**PROBLEM STATEMENT**
Your answer should be a single number: how many lines in the data below hold the string "JSON".

**INPUT DATA**
— start —
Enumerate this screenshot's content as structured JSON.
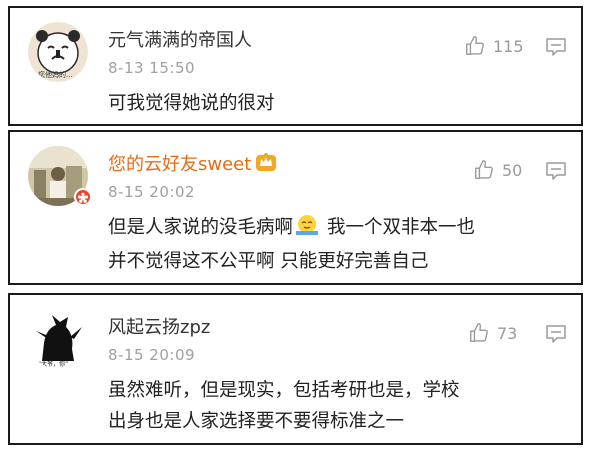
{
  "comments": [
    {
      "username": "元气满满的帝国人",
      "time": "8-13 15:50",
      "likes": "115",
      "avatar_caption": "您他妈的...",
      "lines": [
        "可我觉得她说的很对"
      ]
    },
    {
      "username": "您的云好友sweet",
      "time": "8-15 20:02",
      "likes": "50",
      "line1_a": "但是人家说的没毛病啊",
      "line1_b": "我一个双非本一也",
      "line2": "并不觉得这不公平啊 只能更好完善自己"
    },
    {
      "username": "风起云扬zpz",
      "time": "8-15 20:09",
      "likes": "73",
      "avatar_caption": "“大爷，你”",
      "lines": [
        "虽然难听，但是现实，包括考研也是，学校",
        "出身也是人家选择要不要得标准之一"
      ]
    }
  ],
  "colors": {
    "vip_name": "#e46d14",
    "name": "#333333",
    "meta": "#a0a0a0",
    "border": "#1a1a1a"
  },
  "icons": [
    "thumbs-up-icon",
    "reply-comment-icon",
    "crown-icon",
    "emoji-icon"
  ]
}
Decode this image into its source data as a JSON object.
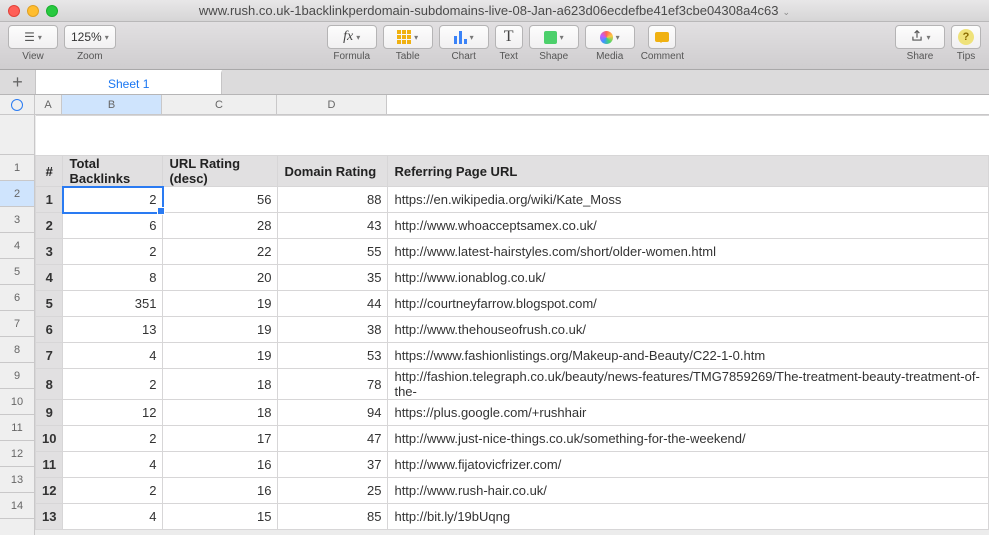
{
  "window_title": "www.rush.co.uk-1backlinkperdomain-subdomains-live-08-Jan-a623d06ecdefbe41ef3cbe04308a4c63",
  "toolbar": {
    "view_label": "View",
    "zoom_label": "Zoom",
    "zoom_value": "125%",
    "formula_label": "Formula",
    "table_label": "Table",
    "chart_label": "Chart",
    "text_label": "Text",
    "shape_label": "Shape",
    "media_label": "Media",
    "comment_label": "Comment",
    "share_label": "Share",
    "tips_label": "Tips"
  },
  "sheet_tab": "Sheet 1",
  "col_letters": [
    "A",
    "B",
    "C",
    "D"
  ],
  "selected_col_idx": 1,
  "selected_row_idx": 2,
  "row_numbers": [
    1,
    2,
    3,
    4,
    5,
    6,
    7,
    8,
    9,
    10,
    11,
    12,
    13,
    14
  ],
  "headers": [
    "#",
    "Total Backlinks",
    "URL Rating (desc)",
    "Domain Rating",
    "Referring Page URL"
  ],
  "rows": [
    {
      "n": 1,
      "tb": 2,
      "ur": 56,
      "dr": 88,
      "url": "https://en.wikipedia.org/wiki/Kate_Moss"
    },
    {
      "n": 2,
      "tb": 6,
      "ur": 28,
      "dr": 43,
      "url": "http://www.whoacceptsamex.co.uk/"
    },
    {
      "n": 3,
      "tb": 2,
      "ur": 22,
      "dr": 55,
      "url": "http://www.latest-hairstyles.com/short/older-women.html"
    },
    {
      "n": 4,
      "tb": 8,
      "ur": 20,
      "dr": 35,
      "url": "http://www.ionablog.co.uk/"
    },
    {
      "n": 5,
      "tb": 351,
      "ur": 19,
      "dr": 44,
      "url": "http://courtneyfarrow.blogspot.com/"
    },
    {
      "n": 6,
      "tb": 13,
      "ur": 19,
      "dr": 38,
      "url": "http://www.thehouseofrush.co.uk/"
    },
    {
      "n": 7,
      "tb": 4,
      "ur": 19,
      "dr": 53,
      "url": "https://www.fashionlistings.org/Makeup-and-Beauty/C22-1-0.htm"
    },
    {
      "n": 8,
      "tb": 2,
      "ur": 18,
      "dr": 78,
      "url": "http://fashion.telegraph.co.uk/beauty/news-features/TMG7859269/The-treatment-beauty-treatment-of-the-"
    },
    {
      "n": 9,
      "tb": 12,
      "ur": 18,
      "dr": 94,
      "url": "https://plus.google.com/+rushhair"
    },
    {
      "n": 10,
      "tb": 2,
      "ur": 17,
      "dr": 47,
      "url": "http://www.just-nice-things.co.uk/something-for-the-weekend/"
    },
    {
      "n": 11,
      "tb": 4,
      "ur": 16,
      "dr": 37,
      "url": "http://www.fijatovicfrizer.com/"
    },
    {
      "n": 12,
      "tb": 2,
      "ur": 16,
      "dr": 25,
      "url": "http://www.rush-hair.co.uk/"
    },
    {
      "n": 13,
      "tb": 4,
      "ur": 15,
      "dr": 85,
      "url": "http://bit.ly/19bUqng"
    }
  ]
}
— end —
**EXERCISE OUTPUT**
2